__WHAT IS NEEDED__: From the listing that follows, output everything exactly except the pictures.

__MATERIAL PROVIDED__:
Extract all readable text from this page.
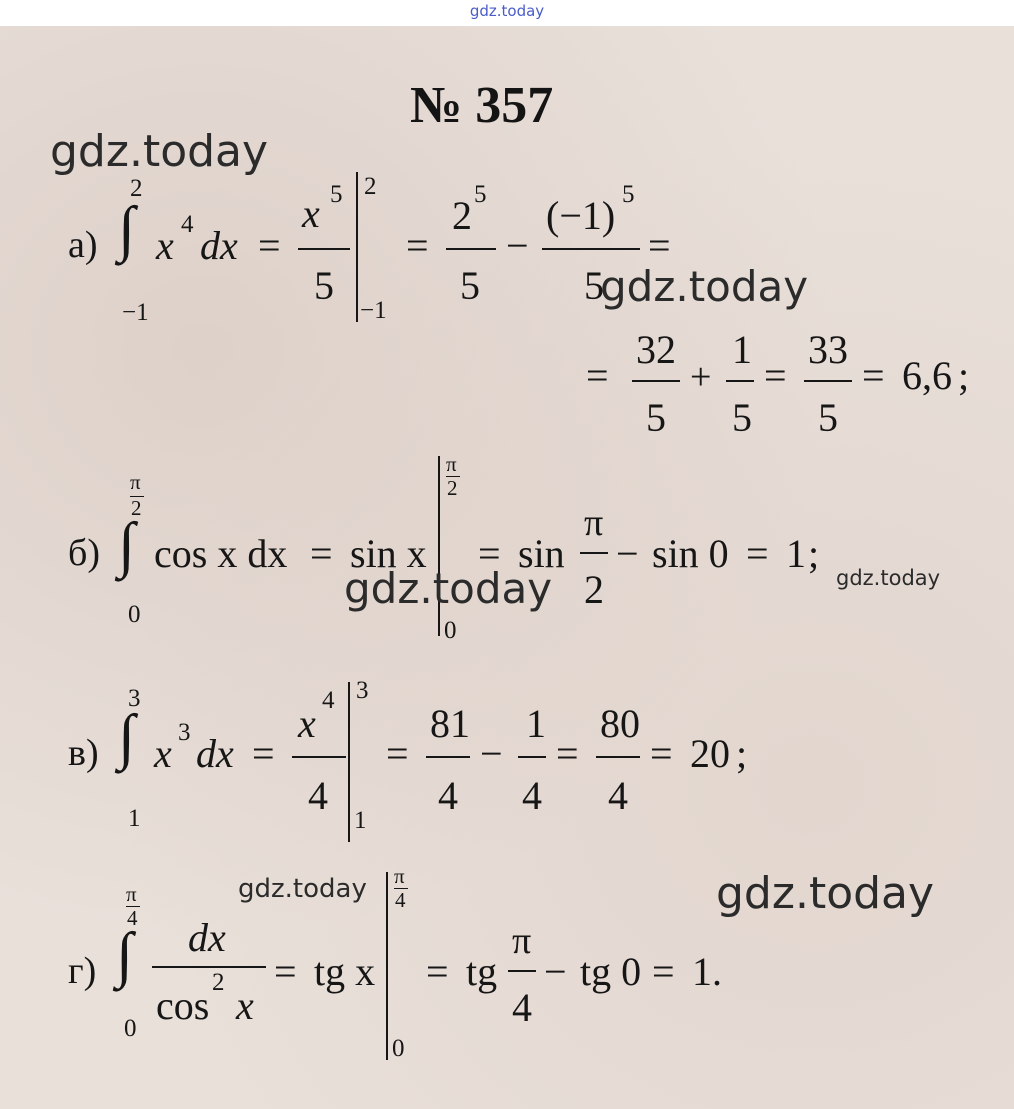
gdz.today
№ 357
а)
2
∫
−1
x 4 dx =
x 5
5
2
−1
=
2 5
5
−
(−1) 5
5
=
=
32
5
+
1
5
=
33
5
= 6,6 ;
б)
π
2
∫
0
cos x dx = sin x
π
2
0
= sin
π
2
− sin 0 = 1 ;
в)
3
∫
1
x 3 dx =
x
4
4
3
1
=
81
4
−
1
4
=
80
4
= 20 ;
г)
π
4
∫
0
dx
cos
2
x
= tg x
π
4
0
= tg
π
4
− tg 0 = 1 .
gdz.today
gdz.today
gdz.today	gdz.today
gdz.today	gdz.today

__THE SOLUTION__:
Extract all readable text from this page.
gdz.today
№ 357
а)
2
∫
−1
x 4 dx =
x 5
5
2
−1
=
2 5
5
−
(−1) 5
5
=
=
32
5
+
1
5
=
33
5
= 6,6 ;
б)
π
2
∫
0
cos x dx = sin x
π
2
0
= sin
π
2
− sin 0 = 1 ;
в)
3
∫
1
x 3 dx =
x
4
4
3
1
=
81
4
−
1
4
=
80
4
= 20 ;
г)
π
4
∫
0
dx
cos
2
x
= tg x
π
4
0
= tg
π
4
− tg 0 = 1 .
gdz.today
gdz.today
gdz.today	gdz.today
gdz.today	gdz.today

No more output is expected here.